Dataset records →
>> BEGIN

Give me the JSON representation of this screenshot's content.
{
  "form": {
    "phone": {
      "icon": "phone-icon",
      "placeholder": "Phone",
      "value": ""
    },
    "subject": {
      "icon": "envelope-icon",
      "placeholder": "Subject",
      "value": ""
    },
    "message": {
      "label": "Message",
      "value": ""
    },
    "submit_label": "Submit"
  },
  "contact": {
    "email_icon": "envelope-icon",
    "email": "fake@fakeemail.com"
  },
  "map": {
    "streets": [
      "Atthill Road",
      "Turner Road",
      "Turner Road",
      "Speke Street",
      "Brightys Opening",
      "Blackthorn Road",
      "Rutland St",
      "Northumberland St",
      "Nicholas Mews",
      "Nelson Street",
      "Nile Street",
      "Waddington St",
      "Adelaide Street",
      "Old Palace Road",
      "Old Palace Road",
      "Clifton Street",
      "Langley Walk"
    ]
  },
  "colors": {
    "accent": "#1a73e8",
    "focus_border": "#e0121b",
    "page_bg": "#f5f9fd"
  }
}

>> END

Problem statement → Write an exact transcription of every entry above.

Solved problem →
Give me the JSON representation of this screenshot's content.
{
  "form": {
    "phone": {
      "icon": "phone-icon",
      "placeholder": "Phone",
      "value": ""
    },
    "subject": {
      "icon": "envelope-icon",
      "placeholder": "Subject",
      "value": ""
    },
    "message": {
      "label": "Message",
      "value": ""
    },
    "submit_label": "Submit"
  },
  "contact": {
    "email_icon": "envelope-icon",
    "email": "fake@fakeemail.com"
  },
  "map": {
    "streets": [
      "Atthill Road",
      "Turner Road",
      "Turner Road",
      "Speke Street",
      "Brightys Opening",
      "Blackthorn Road",
      "Rutland St",
      "Northumberland St",
      "Nicholas Mews",
      "Nelson Street",
      "Nile Street",
      "Waddington St",
      "Adelaide Street",
      "Old Palace Road",
      "Old Palace Road",
      "Clifton Street",
      "Langley Walk"
    ]
  },
  "colors": {
    "accent": "#1a73e8",
    "focus_border": "#e0121b",
    "page_bg": "#f5f9fd"
  }
}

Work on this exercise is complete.